Saved entries
○ ○ ○ ○
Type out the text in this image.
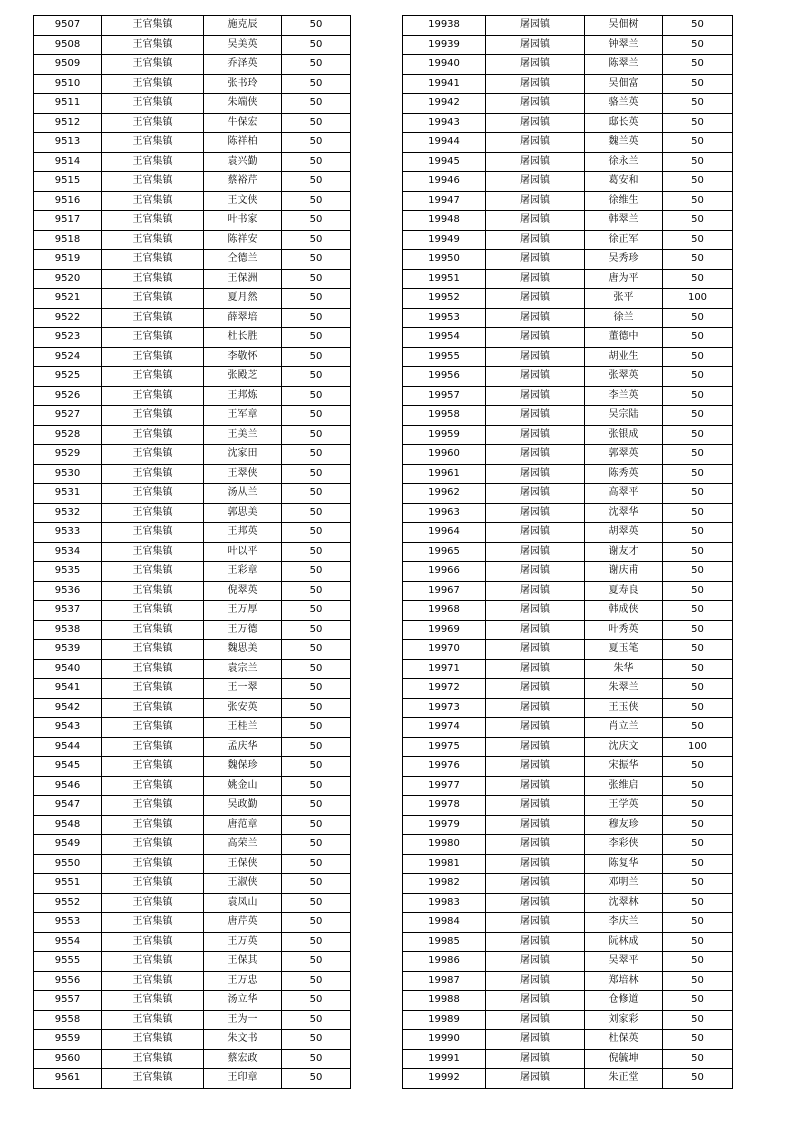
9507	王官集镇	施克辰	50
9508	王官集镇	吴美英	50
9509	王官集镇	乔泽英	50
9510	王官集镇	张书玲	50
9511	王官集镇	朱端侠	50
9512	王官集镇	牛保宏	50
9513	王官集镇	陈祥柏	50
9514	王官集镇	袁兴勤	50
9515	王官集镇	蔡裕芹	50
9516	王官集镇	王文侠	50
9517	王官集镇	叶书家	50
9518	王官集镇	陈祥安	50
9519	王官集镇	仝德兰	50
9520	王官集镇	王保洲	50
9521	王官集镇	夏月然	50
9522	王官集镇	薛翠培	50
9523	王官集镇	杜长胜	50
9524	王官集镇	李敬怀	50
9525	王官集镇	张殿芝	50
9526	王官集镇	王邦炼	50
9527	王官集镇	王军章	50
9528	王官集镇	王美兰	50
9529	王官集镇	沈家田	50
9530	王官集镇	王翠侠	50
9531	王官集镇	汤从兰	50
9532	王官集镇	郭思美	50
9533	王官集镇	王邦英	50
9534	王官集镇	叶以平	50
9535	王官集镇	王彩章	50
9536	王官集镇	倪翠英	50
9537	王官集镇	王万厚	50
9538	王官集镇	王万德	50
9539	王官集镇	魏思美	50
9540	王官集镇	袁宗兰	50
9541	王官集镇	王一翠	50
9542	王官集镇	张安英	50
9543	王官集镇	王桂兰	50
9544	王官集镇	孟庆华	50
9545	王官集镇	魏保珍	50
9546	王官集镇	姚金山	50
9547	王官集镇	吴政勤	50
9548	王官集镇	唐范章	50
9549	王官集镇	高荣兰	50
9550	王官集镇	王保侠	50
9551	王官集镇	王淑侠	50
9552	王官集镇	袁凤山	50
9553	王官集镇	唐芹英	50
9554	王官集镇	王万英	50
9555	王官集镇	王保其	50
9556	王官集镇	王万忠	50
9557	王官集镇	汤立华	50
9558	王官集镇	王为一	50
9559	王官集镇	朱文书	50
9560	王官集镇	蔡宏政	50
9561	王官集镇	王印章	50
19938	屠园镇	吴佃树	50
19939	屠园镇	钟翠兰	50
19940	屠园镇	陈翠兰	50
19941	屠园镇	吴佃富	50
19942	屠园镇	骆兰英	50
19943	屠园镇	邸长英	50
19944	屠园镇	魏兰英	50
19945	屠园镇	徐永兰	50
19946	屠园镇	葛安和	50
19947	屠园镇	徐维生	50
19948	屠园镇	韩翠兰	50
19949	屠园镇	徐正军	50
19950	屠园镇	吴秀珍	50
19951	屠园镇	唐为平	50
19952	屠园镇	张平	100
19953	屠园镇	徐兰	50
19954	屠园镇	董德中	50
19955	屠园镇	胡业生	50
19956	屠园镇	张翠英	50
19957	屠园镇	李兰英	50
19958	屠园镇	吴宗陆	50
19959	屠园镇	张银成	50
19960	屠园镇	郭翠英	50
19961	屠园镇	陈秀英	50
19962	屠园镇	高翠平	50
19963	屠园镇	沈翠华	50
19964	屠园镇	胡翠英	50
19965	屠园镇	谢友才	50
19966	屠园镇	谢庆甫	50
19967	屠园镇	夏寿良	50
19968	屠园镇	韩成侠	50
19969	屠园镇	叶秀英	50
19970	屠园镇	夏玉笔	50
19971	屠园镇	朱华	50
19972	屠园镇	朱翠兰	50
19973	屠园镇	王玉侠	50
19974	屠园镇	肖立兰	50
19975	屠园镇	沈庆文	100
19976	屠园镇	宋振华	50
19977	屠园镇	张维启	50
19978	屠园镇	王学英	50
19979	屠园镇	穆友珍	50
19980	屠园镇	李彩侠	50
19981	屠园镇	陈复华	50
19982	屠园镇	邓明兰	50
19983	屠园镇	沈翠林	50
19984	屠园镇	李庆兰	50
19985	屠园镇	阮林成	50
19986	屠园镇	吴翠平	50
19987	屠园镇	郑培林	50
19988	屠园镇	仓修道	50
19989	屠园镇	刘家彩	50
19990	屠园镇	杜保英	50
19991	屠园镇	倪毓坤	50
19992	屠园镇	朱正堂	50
○ ○ ○ ○
Exercise aim> Without the pictures, restate all the entries above exactly.

Written solution>
Type out the text in this image.
9507	王官集镇	施克辰	50
9508	王官集镇	吴美英	50
9509	王官集镇	乔泽英	50
9510	王官集镇	张书玲	50
9511	王官集镇	朱端侠	50
9512	王官集镇	牛保宏	50
9513	王官集镇	陈祥柏	50
9514	王官集镇	袁兴勤	50
9515	王官集镇	蔡裕芹	50
9516	王官集镇	王文侠	50
9517	王官集镇	叶书家	50
9518	王官集镇	陈祥安	50
9519	王官集镇	仝德兰	50
9520	王官集镇	王保洲	50
9521	王官集镇	夏月然	50
9522	王官集镇	薛翠培	50
9523	王官集镇	杜长胜	50
9524	王官集镇	李敬怀	50
9525	王官集镇	张殿芝	50
9526	王官集镇	王邦炼	50
9527	王官集镇	王军章	50
9528	王官集镇	王美兰	50
9529	王官集镇	沈家田	50
9530	王官集镇	王翠侠	50
9531	王官集镇	汤从兰	50
9532	王官集镇	郭思美	50
9533	王官集镇	王邦英	50
9534	王官集镇	叶以平	50
9535	王官集镇	王彩章	50
9536	王官集镇	倪翠英	50
9537	王官集镇	王万厚	50
9538	王官集镇	王万德	50
9539	王官集镇	魏思美	50
9540	王官集镇	袁宗兰	50
9541	王官集镇	王一翠	50
9542	王官集镇	张安英	50
9543	王官集镇	王桂兰	50
9544	王官集镇	孟庆华	50
9545	王官集镇	魏保珍	50
9546	王官集镇	姚金山	50
9547	王官集镇	吴政勤	50
9548	王官集镇	唐范章	50
9549	王官集镇	高荣兰	50
9550	王官集镇	王保侠	50
9551	王官集镇	王淑侠	50
9552	王官集镇	袁凤山	50
9553	王官集镇	唐芹英	50
9554	王官集镇	王万英	50
9555	王官集镇	王保其	50
9556	王官集镇	王万忠	50
9557	王官集镇	汤立华	50
9558	王官集镇	王为一	50
9559	王官集镇	朱文书	50
9560	王官集镇	蔡宏政	50
9561	王官集镇	王印章	50
19938	屠园镇	吴佃树	50
19939	屠园镇	钟翠兰	50
19940	屠园镇	陈翠兰	50
19941	屠园镇	吴佃富	50
19942	屠园镇	骆兰英	50
19943	屠园镇	邸长英	50
19944	屠园镇	魏兰英	50
19945	屠园镇	徐永兰	50
19946	屠园镇	葛安和	50
19947	屠园镇	徐维生	50
19948	屠园镇	韩翠兰	50
19949	屠园镇	徐正军	50
19950	屠园镇	吴秀珍	50
19951	屠园镇	唐为平	50
19952	屠园镇	张平	100
19953	屠园镇	徐兰	50
19954	屠园镇	董德中	50
19955	屠园镇	胡业生	50
19956	屠园镇	张翠英	50
19957	屠园镇	李兰英	50
19958	屠园镇	吴宗陆	50
19959	屠园镇	张银成	50
19960	屠园镇	郭翠英	50
19961	屠园镇	陈秀英	50
19962	屠园镇	高翠平	50
19963	屠园镇	沈翠华	50
19964	屠园镇	胡翠英	50
19965	屠园镇	谢友才	50
19966	屠园镇	谢庆甫	50
19967	屠园镇	夏寿良	50
19968	屠园镇	韩成侠	50
19969	屠园镇	叶秀英	50
19970	屠园镇	夏玉笔	50
19971	屠园镇	朱华	50
19972	屠园镇	朱翠兰	50
19973	屠园镇	王玉侠	50
19974	屠园镇	肖立兰	50
19975	屠园镇	沈庆文	100
19976	屠园镇	宋振华	50
19977	屠园镇	张维启	50
19978	屠园镇	王学英	50
19979	屠园镇	穆友珍	50
19980	屠园镇	李彩侠	50
19981	屠园镇	陈复华	50
19982	屠园镇	邓明兰	50
19983	屠园镇	沈翠林	50
19984	屠园镇	李庆兰	50
19985	屠园镇	阮林成	50
19986	屠园镇	吴翠平	50
19987	屠园镇	郑培林	50
19988	屠园镇	仓修道	50
19989	屠园镇	刘家彩	50
19990	屠园镇	杜保英	50
19991	屠园镇	倪毓坤	50
19992	屠园镇	朱正堂	50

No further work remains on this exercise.